══ Entries provided ══
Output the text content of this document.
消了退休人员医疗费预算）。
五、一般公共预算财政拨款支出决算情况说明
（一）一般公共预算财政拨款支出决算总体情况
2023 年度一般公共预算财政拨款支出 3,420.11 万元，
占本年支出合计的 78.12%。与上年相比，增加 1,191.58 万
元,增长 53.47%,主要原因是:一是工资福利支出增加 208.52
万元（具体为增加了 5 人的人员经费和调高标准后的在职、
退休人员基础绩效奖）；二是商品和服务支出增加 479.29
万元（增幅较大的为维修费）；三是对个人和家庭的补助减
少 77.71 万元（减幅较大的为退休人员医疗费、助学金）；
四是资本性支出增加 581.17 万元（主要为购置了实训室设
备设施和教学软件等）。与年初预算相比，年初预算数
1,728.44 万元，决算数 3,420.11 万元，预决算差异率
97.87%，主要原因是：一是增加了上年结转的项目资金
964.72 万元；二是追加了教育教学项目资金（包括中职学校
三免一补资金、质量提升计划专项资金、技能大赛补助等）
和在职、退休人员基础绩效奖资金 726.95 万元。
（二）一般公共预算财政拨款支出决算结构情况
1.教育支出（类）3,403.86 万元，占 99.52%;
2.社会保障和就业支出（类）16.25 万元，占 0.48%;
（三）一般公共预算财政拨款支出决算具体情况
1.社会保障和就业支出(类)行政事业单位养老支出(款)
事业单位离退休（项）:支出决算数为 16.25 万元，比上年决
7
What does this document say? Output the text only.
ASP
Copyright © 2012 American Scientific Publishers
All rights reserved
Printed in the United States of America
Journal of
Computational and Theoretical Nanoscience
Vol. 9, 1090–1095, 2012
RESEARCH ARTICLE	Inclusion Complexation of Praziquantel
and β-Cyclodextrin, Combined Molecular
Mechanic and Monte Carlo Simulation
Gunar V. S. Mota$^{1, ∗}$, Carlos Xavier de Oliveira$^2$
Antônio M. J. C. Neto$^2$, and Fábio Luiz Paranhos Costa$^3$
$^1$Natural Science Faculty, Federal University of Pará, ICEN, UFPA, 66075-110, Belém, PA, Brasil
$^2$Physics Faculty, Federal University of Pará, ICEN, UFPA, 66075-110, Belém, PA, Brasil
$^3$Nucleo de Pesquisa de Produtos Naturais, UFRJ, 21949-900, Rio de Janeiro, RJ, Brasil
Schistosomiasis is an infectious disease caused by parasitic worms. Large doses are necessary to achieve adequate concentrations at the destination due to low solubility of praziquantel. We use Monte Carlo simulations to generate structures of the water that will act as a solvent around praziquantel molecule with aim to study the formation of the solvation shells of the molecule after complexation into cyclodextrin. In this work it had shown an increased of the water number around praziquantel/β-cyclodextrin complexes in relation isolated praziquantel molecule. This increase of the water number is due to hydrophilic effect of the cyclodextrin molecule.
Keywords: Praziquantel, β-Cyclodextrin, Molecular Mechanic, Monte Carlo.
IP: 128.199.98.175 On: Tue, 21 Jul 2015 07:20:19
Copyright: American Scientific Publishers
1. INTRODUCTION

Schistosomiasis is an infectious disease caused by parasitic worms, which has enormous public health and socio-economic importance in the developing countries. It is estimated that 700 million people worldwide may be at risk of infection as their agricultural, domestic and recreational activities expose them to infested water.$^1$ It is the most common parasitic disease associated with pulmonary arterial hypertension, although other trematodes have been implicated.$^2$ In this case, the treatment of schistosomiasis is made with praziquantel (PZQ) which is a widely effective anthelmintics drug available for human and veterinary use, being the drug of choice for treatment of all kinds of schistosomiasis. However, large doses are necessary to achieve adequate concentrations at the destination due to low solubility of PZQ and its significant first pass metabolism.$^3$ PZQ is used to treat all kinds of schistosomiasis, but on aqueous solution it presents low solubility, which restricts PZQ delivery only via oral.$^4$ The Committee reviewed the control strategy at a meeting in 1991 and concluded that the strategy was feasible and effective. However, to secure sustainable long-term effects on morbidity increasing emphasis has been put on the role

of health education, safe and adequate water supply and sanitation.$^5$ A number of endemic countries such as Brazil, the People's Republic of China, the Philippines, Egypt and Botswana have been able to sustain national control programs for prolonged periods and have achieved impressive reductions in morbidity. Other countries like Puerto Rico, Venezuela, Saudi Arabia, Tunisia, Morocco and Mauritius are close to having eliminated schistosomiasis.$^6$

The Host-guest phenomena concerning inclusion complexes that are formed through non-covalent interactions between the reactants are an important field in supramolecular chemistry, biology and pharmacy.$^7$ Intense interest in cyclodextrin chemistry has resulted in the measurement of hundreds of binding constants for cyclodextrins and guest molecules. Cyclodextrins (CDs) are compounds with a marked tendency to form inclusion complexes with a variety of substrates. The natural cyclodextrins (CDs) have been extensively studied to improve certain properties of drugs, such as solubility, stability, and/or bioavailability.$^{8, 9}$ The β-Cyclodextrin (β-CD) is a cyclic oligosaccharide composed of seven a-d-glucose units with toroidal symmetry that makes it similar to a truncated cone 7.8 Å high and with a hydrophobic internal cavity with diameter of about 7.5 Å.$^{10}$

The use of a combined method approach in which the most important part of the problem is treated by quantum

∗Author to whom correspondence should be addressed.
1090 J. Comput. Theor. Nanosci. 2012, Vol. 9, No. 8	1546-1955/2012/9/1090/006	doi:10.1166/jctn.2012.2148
═══
══ Entries provided ══
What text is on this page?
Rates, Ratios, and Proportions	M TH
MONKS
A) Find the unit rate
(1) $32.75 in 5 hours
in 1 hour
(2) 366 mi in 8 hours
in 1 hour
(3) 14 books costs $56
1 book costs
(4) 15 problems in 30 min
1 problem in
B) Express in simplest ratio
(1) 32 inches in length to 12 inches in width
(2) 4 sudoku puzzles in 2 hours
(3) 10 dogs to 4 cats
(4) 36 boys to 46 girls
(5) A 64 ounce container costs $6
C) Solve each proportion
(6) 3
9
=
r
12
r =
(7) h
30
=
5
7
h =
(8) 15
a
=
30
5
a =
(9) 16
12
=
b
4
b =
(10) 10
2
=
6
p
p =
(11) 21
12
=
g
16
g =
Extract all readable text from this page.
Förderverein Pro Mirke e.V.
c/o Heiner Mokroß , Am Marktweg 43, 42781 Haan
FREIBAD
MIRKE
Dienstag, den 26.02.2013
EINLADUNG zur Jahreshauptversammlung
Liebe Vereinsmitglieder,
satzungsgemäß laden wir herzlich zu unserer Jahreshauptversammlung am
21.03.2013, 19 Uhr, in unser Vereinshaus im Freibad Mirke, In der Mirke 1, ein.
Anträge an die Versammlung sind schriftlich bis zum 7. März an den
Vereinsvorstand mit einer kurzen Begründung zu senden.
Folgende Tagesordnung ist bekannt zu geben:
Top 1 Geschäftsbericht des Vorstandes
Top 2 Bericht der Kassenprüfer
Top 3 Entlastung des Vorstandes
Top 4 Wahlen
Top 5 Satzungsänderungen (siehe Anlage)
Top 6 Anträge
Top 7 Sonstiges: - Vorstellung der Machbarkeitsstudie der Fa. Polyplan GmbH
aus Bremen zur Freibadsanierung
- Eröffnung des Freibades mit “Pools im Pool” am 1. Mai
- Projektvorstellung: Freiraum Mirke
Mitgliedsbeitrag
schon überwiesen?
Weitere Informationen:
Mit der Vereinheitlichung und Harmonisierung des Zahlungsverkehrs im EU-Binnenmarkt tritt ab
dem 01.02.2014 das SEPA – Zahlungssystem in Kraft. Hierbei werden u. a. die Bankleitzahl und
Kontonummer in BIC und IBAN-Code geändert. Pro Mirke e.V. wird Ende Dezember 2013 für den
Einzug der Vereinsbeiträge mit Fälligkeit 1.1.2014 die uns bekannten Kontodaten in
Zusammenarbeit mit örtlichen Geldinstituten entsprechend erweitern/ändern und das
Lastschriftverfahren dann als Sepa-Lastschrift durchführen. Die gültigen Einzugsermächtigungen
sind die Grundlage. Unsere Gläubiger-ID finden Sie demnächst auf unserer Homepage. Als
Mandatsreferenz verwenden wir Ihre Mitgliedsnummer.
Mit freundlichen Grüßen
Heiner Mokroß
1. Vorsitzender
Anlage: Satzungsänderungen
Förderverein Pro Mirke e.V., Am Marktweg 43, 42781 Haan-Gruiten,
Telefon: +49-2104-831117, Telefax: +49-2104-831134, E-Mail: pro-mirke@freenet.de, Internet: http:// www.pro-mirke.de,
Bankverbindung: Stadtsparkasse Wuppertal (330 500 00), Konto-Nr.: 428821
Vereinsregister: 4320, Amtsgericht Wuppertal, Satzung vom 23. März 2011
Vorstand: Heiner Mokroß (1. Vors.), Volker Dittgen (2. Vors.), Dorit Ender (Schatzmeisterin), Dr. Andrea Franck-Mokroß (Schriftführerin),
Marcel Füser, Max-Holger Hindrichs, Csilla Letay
═══
══ Entries provided ══
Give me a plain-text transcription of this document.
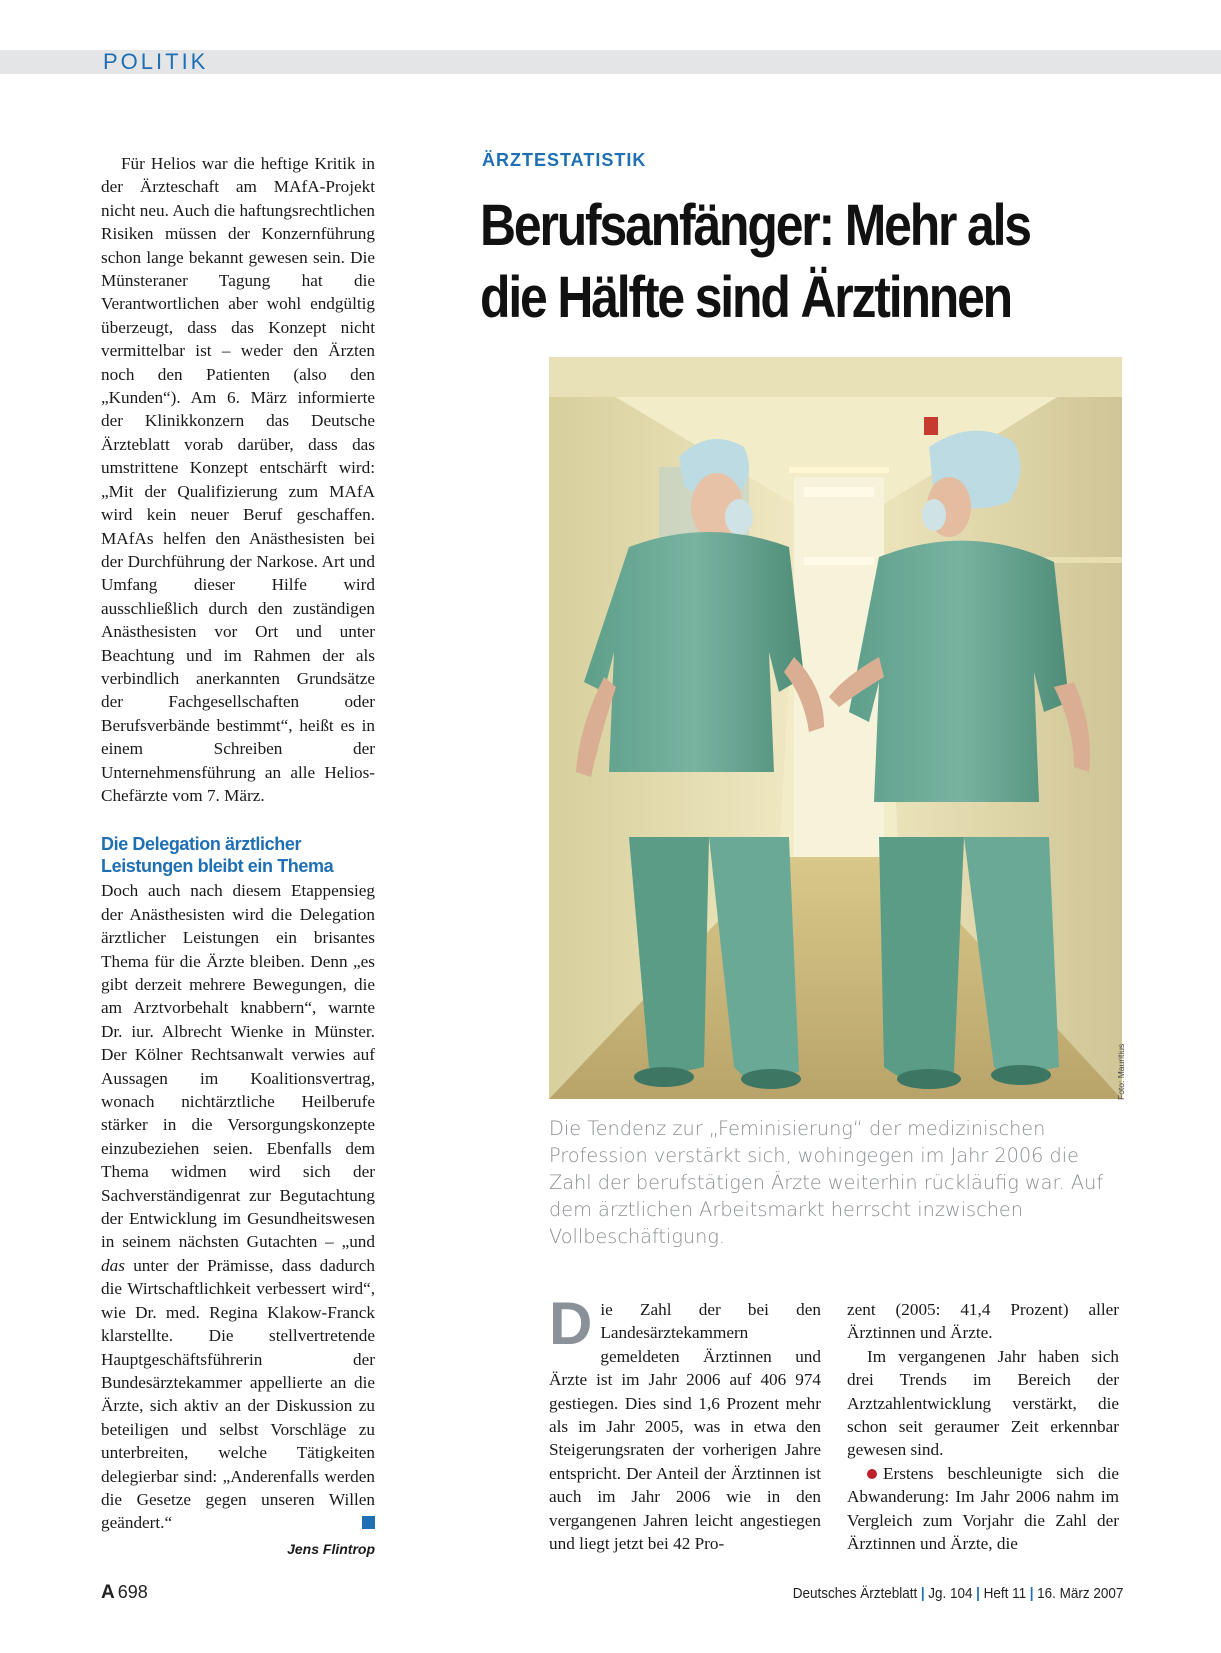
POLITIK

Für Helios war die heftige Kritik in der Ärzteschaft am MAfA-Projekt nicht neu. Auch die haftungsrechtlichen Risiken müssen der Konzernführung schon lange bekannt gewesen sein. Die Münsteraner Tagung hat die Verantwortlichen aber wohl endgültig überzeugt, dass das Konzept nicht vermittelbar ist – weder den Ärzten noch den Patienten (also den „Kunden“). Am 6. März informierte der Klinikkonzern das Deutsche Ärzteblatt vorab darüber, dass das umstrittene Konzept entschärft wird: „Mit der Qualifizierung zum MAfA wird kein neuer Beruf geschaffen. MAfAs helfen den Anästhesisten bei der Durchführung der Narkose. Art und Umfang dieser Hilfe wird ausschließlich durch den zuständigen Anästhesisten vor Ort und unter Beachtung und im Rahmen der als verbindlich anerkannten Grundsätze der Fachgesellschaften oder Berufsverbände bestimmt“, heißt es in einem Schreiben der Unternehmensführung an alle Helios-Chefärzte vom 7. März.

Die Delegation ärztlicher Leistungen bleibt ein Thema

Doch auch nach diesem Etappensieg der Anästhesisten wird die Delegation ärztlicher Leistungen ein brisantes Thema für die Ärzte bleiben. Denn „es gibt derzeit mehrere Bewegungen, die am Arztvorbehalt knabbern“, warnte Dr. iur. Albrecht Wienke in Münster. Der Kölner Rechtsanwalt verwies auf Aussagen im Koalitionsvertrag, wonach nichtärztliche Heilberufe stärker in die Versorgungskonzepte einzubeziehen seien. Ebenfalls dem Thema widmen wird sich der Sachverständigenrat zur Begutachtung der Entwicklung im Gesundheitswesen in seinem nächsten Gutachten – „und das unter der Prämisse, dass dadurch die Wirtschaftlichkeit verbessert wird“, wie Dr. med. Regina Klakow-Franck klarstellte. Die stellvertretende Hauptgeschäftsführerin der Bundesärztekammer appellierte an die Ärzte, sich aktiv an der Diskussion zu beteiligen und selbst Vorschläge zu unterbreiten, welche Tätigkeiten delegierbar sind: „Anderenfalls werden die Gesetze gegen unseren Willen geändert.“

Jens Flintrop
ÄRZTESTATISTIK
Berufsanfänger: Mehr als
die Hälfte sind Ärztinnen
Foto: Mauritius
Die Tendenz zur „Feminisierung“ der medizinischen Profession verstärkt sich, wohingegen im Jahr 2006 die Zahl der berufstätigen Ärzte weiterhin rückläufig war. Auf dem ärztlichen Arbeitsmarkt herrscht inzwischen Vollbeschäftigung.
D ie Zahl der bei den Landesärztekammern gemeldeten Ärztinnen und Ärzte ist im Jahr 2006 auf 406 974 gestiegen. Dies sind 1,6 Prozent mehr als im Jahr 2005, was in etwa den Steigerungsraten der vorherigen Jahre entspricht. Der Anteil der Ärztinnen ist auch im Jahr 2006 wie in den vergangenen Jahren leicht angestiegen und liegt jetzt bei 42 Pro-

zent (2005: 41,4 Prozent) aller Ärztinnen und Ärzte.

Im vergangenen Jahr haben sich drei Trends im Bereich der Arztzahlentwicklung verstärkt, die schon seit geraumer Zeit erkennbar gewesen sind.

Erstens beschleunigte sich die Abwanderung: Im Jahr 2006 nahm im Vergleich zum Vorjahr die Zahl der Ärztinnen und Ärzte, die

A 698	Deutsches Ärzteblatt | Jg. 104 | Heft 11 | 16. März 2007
═══
=== Task to complete ===
Show the lines where the word "Brasil" appears in the entries.

=== Exercise answer ===
$^1$Natural Science Faculty, Federal University of Pará, ICEN, UFPA, 66075-110, Belém, PA, Brasil
$^2$Physics Faculty, Federal University of Pará, ICEN, UFPA, 66075-110, Belém, PA, Brasil
$^3$Nucleo de Pesquisa de Produtos Naturais, UFRJ, 21949-900, Rio de Janeiro, RJ, Brasil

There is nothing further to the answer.